== The exercise ==
Pictures do not belong in the copy; quote every entry below exactly.

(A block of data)
((

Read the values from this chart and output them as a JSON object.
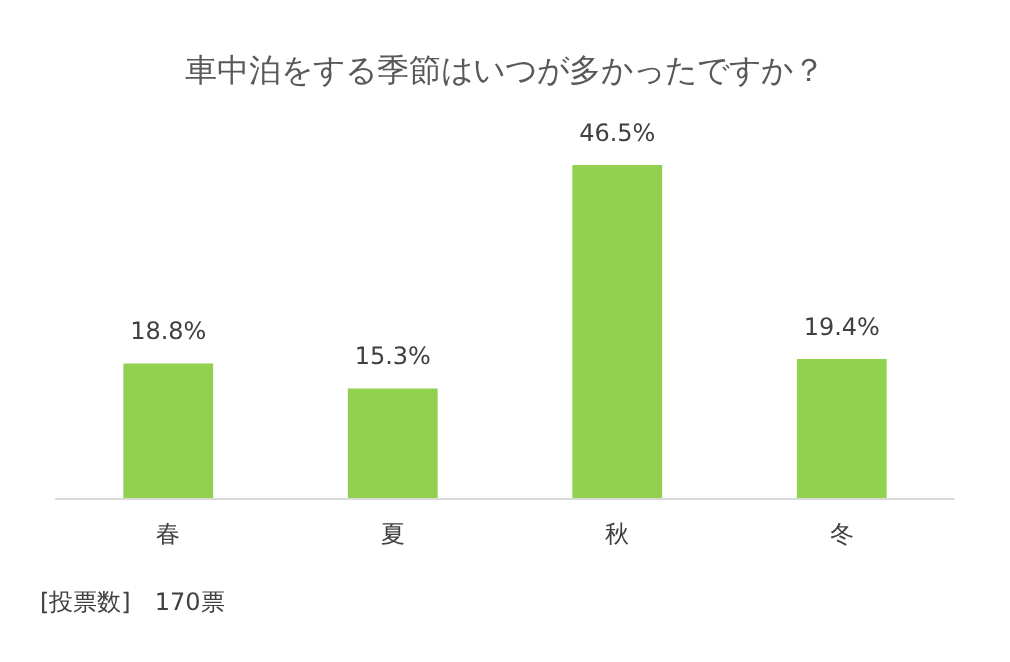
{
  "chart_data": {
    "type": "bar",
    "title": "車中泊をする季節はいつが多かったですか？",
    "categories": [
      "春",
      "夏",
      "秋",
      "冬"
    ],
    "values": [
      18.8,
      15.3,
      46.5,
      19.4
    ],
    "color": "#92d050",
    "value_labels": [
      "18.8%",
      "15.3%",
      "46.5%",
      "19.4%"
    ],
    "annotations": [
      "[投票数]　170票"
    ]
  }
}
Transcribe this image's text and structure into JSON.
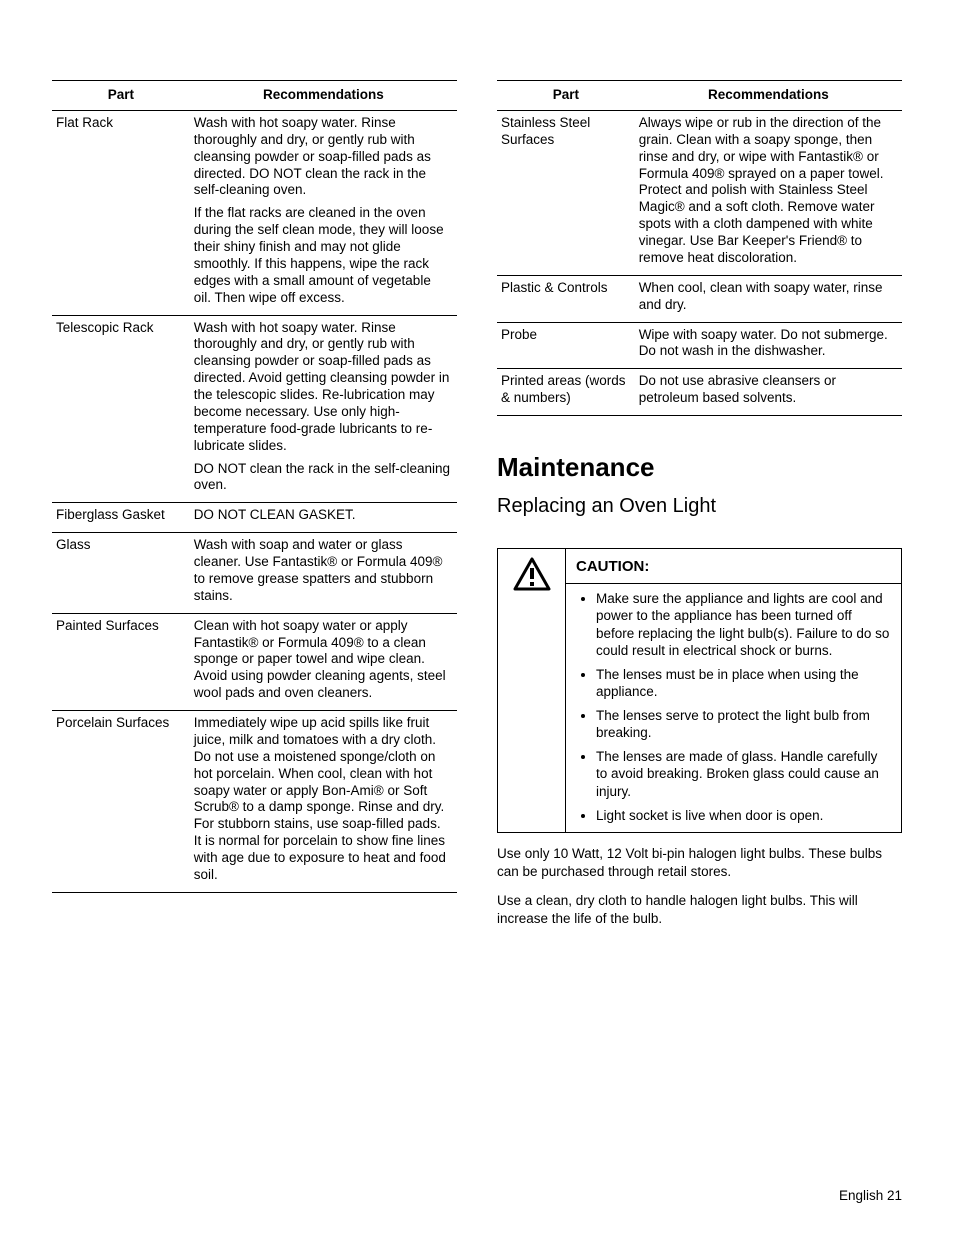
{
  "table_headers": {
    "part": "Part",
    "rec": "Recommendations"
  },
  "left_table": [
    {
      "part": "Flat Rack",
      "paras": [
        "Wash with hot soapy water. Rinse thoroughly and dry, or gently rub with cleansing powder or soap-filled pads as directed. DO NOT clean the rack in the self-cleaning oven.",
        "If the flat racks are cleaned in the oven during the self clean mode, they will loose their shiny finish and may not glide smoothly. If this happens, wipe the rack edges with a small amount of vegetable oil. Then wipe off excess."
      ]
    },
    {
      "part": "Telescopic Rack",
      "paras": [
        "Wash with hot soapy water. Rinse thoroughly and dry, or gently rub with cleansing powder or soap-filled pads as directed. Avoid getting cleansing powder in the telescopic slides. Re-lubrication may become necessary. Use only high-temperature food-grade lubricants to re-lubricate slides.",
        "DO NOT clean the rack in the self-cleaning oven."
      ]
    },
    {
      "part": "Fiberglass Gasket",
      "paras": [
        "DO NOT CLEAN GASKET."
      ]
    },
    {
      "part": "Glass",
      "paras": [
        "Wash with soap and water or glass cleaner. Use Fantastik® or Formula 409® to remove grease spatters and stubborn stains."
      ]
    },
    {
      "part": "Painted Surfaces",
      "paras": [
        "Clean with hot soapy water or apply Fantastik® or Formula 409® to a clean sponge or paper towel and wipe clean. Avoid using powder cleaning agents, steel wool pads and oven cleaners."
      ]
    },
    {
      "part": "Porcelain Surfaces",
      "paras": [
        "Immediately wipe up acid spills like fruit juice, milk and tomatoes with a dry cloth. Do not use a moistened sponge/cloth on hot porcelain. When cool, clean with hot soapy water or apply Bon-Ami® or Soft Scrub® to a damp sponge. Rinse and dry. For stubborn stains, use soap-filled pads. It is normal for porcelain to show fine lines with age due to exposure to heat and food soil."
      ]
    }
  ],
  "right_table": [
    {
      "part": "Stainless Steel Surfaces",
      "paras": [
        "Always wipe or rub in the direction of the grain. Clean with a soapy sponge, then rinse and dry, or wipe with Fantastik® or Formula 409® sprayed on a paper towel. Protect and polish with Stainless Steel Magic® and a soft cloth. Remove water spots with a cloth dampened with white vinegar. Use Bar Keeper's Friend® to remove heat discoloration."
      ]
    },
    {
      "part": "Plastic & Controls",
      "paras": [
        "When cool, clean with soapy water, rinse and dry."
      ]
    },
    {
      "part": "Probe",
      "paras": [
        "Wipe with soapy water. Do not submerge. Do not wash in the dishwasher."
      ]
    },
    {
      "part": "Printed areas (words & numbers)",
      "paras": [
        "Do not use abrasive cleansers or petroleum based solvents."
      ]
    }
  ],
  "maintenance": {
    "heading": "Maintenance",
    "subheading": "Replacing an Oven Light",
    "caution_label": "CAUTION:",
    "caution_items": [
      "Make sure the appliance and lights are cool and power to the appliance has been turned off before replacing the light bulb(s). Failure to do so could result in electrical shock or burns.",
      "The lenses must be in place when using the appliance.",
      "The lenses serve to protect the light bulb from breaking.",
      "The lenses are made of glass. Handle carefully to avoid breaking. Broken glass could cause an injury.",
      "Light socket is live when door is open."
    ],
    "body": [
      "Use only 10 Watt, 12 Volt bi-pin halogen light bulbs. These bulbs can be purchased through retail stores.",
      "Use a clean, dry cloth to handle halogen light bulbs. This will increase the life of the bulb."
    ]
  },
  "footer": "English 21"
}
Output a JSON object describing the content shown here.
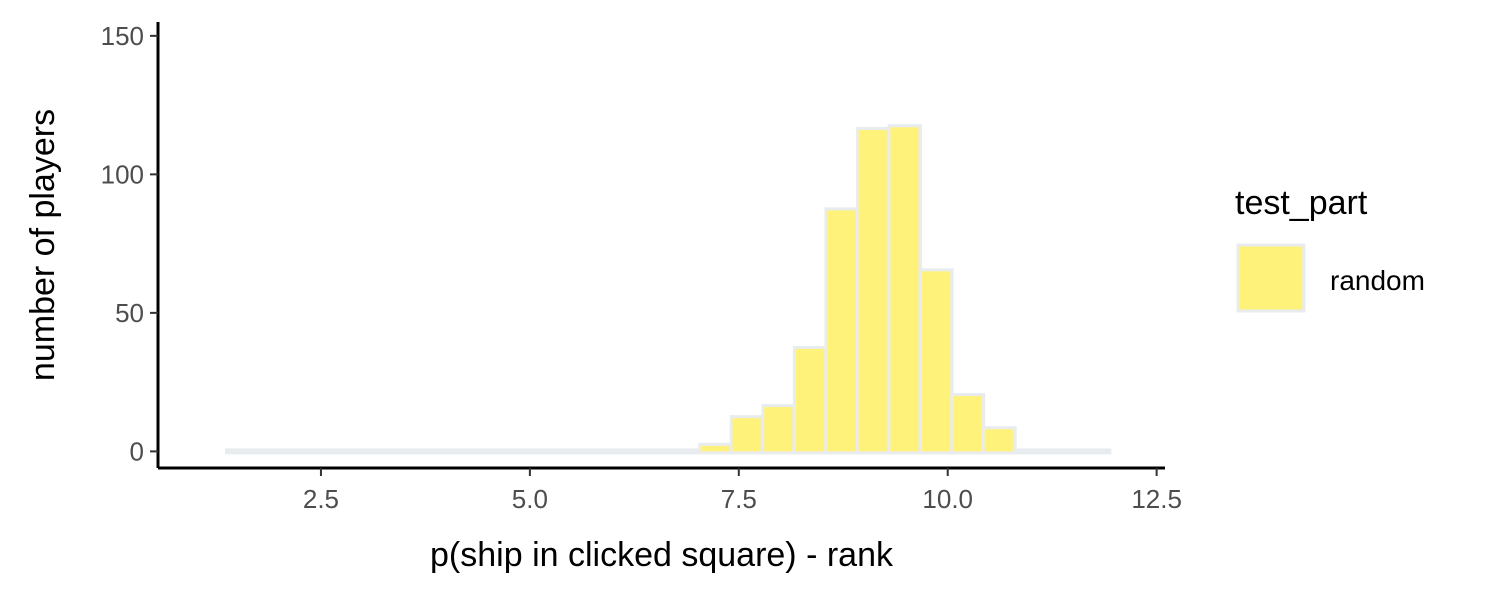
{
  "chart_data": {
    "type": "bar",
    "title": "",
    "xlabel": "p(ship in clicked square) - rank",
    "ylabel": "number of players",
    "xlim": [
      0.55,
      12.6
    ],
    "ylim": [
      -6,
      155
    ],
    "x_ticks": [
      2.5,
      5.0,
      7.5,
      10.0,
      12.5
    ],
    "x_tick_labels": [
      "2.5",
      "5.0",
      "7.5",
      "10.0",
      "12.5"
    ],
    "y_ticks": [
      0,
      50,
      100,
      150
    ],
    "y_tick_labels": [
      "0",
      "50",
      "100",
      "150"
    ],
    "bin_width": 0.3775,
    "bins_x_start": [
      1.37,
      1.7475,
      2.125,
      2.5025,
      2.88,
      3.2575,
      3.635,
      4.0125,
      4.39,
      4.7675,
      5.145,
      5.5225,
      5.9,
      6.2775,
      6.655,
      7.0325,
      7.41,
      7.7875,
      8.165,
      8.5425,
      8.92,
      9.2975,
      9.675,
      10.0525,
      10.43,
      10.8075,
      11.185,
      11.5625
    ],
    "values": [
      0,
      0,
      0,
      0,
      0,
      0,
      0,
      0,
      0,
      0,
      0,
      0,
      0,
      0,
      0,
      2,
      12,
      16,
      37,
      87,
      116,
      117,
      65,
      20,
      8,
      0,
      0,
      0
    ],
    "grid": false,
    "legend": {
      "title": "test_part",
      "position": "right",
      "entries": [
        {
          "label": "random",
          "color": "#fff27a"
        }
      ]
    },
    "colors": {
      "fill": "#fff27a",
      "stroke": "#e8ecef"
    }
  }
}
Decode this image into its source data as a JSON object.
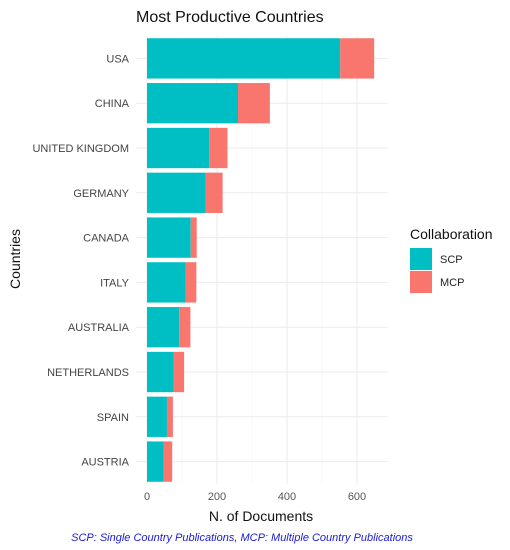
{
  "chart_data": {
    "type": "bar",
    "orientation": "horizontal",
    "stacked": true,
    "title": "Most Productive Countries",
    "xlabel": "N. of Documents",
    "ylabel": "Countries",
    "xlim": [
      0,
      650
    ],
    "xticks": [
      0,
      200,
      400,
      600
    ],
    "grid": true,
    "categories": [
      "USA",
      "CHINA",
      "UNITED KINGDOM",
      "GERMANY",
      "CANADA",
      "ITALY",
      "AUSTRALIA",
      "NETHERLANDS",
      "SPAIN",
      "AUSTRIA"
    ],
    "series": [
      {
        "name": "SCP",
        "color": "#00BFC4",
        "values": [
          552,
          260,
          178,
          167,
          125,
          111,
          92,
          76,
          57,
          47
        ]
      },
      {
        "name": "MCP",
        "color": "#F8766D",
        "values": [
          97,
          91,
          52,
          49,
          17,
          30,
          32,
          30,
          17,
          25
        ]
      }
    ],
    "legend": {
      "title": "Collaboration",
      "position": "right"
    },
    "caption": "SCP: Single Country Publications, MCP: Multiple Country Publications"
  }
}
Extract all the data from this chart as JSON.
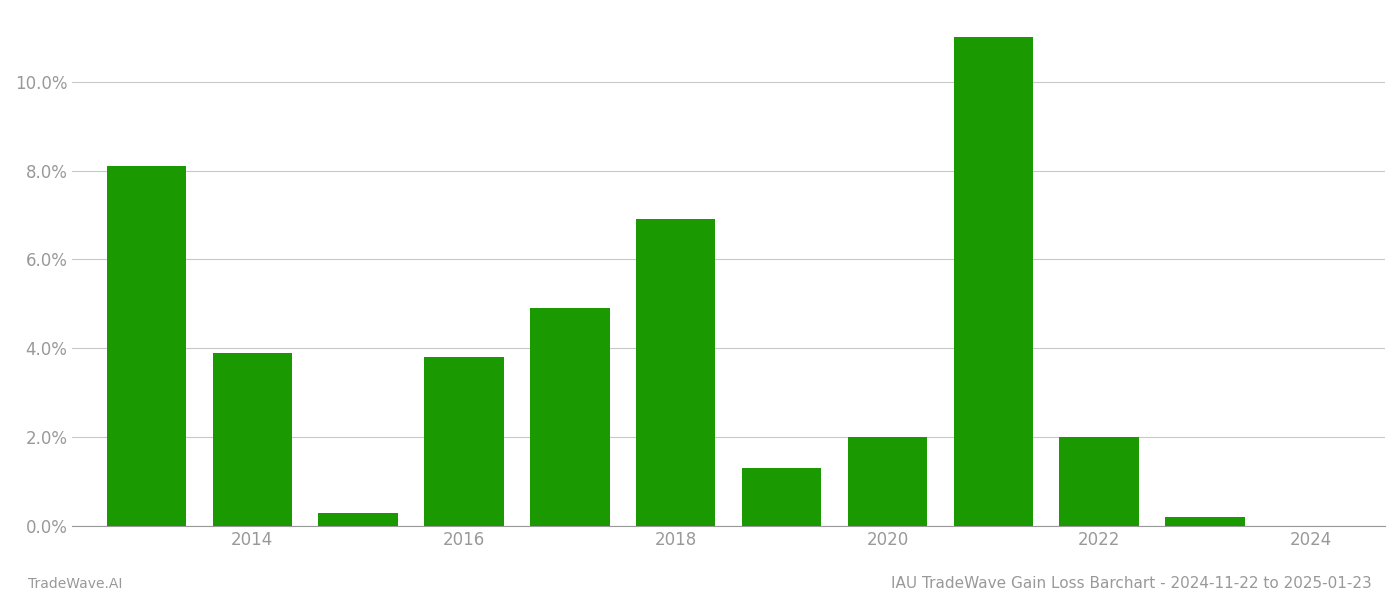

))

== Solution below ==
Read the values from this chart and output them as a JSON object.
{
  "chart_data": {
    "type": "bar",
    "title": "車中泊をする季節はいつが多かったですか？",
    "categories": [
      "春",
      "夏",
      "秋",
      "冬"
    ],
    "values": [
      18.8,
      15.3,
      46.5,
      19.4
    ],
    "color": "#92d050",
    "value_labels": [
      "18.8%",
      "15.3%",
      "46.5%",
      "19.4%"
    ],
    "annotations": [
      "[投票数]　170票"
    ]
  }
}
Transcribe this image's text and structure into JSON.
{
  "table_headers": {
    "part": "Part",
    "rec": "Recommendations"
  },
  "left_table": [
    {
      "part": "Flat Rack",
      "paras": [
        "Wash with hot soapy water. Rinse thoroughly and dry, or gently rub with cleansing powder or soap-filled pads as directed. DO NOT clean the rack in the self-cleaning oven.",
        "If the flat racks are cleaned in the oven during the self clean mode, they will loose their shiny finish and may not glide smoothly. If this happens, wipe the rack edges with a small amount of vegetable oil. Then wipe off excess."
      ]
    },
    {
      "part": "Telescopic Rack",
      "paras": [
        "Wash with hot soapy water. Rinse thoroughly and dry, or gently rub with cleansing powder or soap-filled pads as directed. Avoid getting cleansing powder in the telescopic slides. Re-lubrication may become necessary. Use only high-temperature food-grade lubricants to re-lubricate slides.",
        "DO NOT clean the rack in the self-cleaning oven."
      ]
    },
    {
      "part": "Fiberglass Gasket",
      "paras": [
        "DO NOT CLEAN GASKET."
      ]
    },
    {
      "part": "Glass",
      "paras": [
        "Wash with soap and water or glass cleaner. Use Fantastik® or Formula 409® to remove grease spatters and stubborn stains."
      ]
    },
    {
      "part": "Painted Surfaces",
      "paras": [
        "Clean with hot soapy water or apply Fantastik® or Formula 409® to a clean sponge or paper towel and wipe clean. Avoid using powder cleaning agents, steel wool pads and oven cleaners."
      ]
    },
    {
      "part": "Porcelain Surfaces",
      "paras": [
        "Immediately wipe up acid spills like fruit juice, milk and tomatoes with a dry cloth. Do not use a moistened sponge/cloth on hot porcelain. When cool, clean with hot soapy water or apply Bon-Ami® or Soft Scrub® to a damp sponge. Rinse and dry. For stubborn stains, use soap-filled pads. It is normal for porcelain to show fine lines with age due to exposure to heat and food soil."
      ]
    }
  ],
  "right_table": [
    {
      "part": "Stainless Steel Surfaces",
      "paras": [
        "Always wipe or rub in the direction of the grain. Clean with a soapy sponge, then rinse and dry, or wipe with Fantastik® or Formula 409® sprayed on a paper towel. Protect and polish with Stainless Steel Magic® and a soft cloth. Remove water spots with a cloth dampened with white vinegar. Use Bar Keeper's Friend® to remove heat discoloration."
      ]
    },
    {
      "part": "Plastic & Controls",
      "paras": [
        "When cool, clean with soapy water, rinse and dry."
      ]
    },
    {
      "part": "Probe",
      "paras": [
        "Wipe with soapy water. Do not submerge. Do not wash in the dishwasher."
      ]
    },
    {
      "part": "Printed areas (words & numbers)",
      "paras": [
        "Do not use abrasive cleansers or petroleum based solvents."
      ]
    }
  ],
  "maintenance": {
    "heading": "Maintenance",
    "subheading": "Replacing an Oven Light",
    "caution_label": "CAUTION:",
    "caution_items": [
      "Make sure the appliance and lights are cool and power to the appliance has been turned off before replacing the light bulb(s). Failure to do so could result in electrical shock or burns.",
      "The lenses must be in place when using the appliance.",
      "The lenses serve to protect the light bulb from breaking.",
      "The lenses are made of glass. Handle carefully to avoid breaking. Broken glass could cause an injury.",
      "Light socket is live when door is open."
    ],
    "body": [
      "Use only 10 Watt, 12 Volt bi-pin halogen light bulbs. These bulbs can be purchased through retail stores.",
      "Use a clean, dry cloth to handle halogen light bulbs. This will increase the life of the bulb."
    ]
  },
  "footer": "English 21"
}
Output a JSON object describing the content shown here.
{
  "chart_data": {
    "type": "bar",
    "title": "",
    "xlabel": "p(ship in clicked square) - rank",
    "ylabel": "number of players",
    "xlim": [
      0.55,
      12.6
    ],
    "ylim": [
      -6,
      155
    ],
    "x_ticks": [
      2.5,
      5.0,
      7.5,
      10.0,
      12.5
    ],
    "x_tick_labels": [
      "2.5",
      "5.0",
      "7.5",
      "10.0",
      "12.5"
    ],
    "y_ticks": [
      0,
      50,
      100,
      150
    ],
    "y_tick_labels": [
      "0",
      "50",
      "100",
      "150"
    ],
    "bin_width": 0.3775,
    "bins_x_start": [
      1.37,
      1.7475,
      2.125,
      2.5025,
      2.88,
      3.2575,
      3.635,
      4.0125,
      4.39,
      4.7675,
      5.145,
      5.5225,
      5.9,
      6.2775,
      6.655,
      7.0325,
      7.41,
      7.7875,
      8.165,
      8.5425,
      8.92,
      9.2975,
      9.675,
      10.0525,
      10.43,
      10.8075,
      11.185,
      11.5625
    ],
    "values": [
      0,
      0,
      0,
      0,
      0,
      0,
      0,
      0,
      0,
      0,
      0,
      0,
      0,
      0,
      0,
      2,
      12,
      16,
      37,
      87,
      116,
      117,
      65,
      20,
      8,
      0,
      0,
      0
    ],
    "grid": false,
    "legend": {
      "title": "test_part",
      "position": "right",
      "entries": [
        {
          "label": "random",
          "color": "#fff27a"
        }
      ]
    },
    "colors": {
      "fill": "#fff27a",
      "stroke": "#e8ecef"
    }
  }
}
Decode this image into its source data as a JSON object.
{
  "chart_data": {
    "type": "bar",
    "orientation": "horizontal",
    "stacked": true,
    "title": "Most Productive Countries",
    "xlabel": "N. of Documents",
    "ylabel": "Countries",
    "xlim": [
      0,
      650
    ],
    "xticks": [
      0,
      200,
      400,
      600
    ],
    "grid": true,
    "categories": [
      "USA",
      "CHINA",
      "UNITED KINGDOM",
      "GERMANY",
      "CANADA",
      "ITALY",
      "AUSTRALIA",
      "NETHERLANDS",
      "SPAIN",
      "AUSTRIA"
    ],
    "series": [
      {
        "name": "SCP",
        "color": "#00BFC4",
        "values": [
          552,
          260,
          178,
          167,
          125,
          111,
          92,
          76,
          57,
          47
        ]
      },
      {
        "name": "MCP",
        "color": "#F8766D",
        "values": [
          97,
          91,
          52,
          49,
          17,
          30,
          32,
          30,
          17,
          25
        ]
      }
    ],
    "legend": {
      "title": "Collaboration",
      "position": "right"
    },
    "caption": "SCP: Single Country Publications, MCP: Multiple Country Publications"
  }
}
Extract all the data from this chart as JSON.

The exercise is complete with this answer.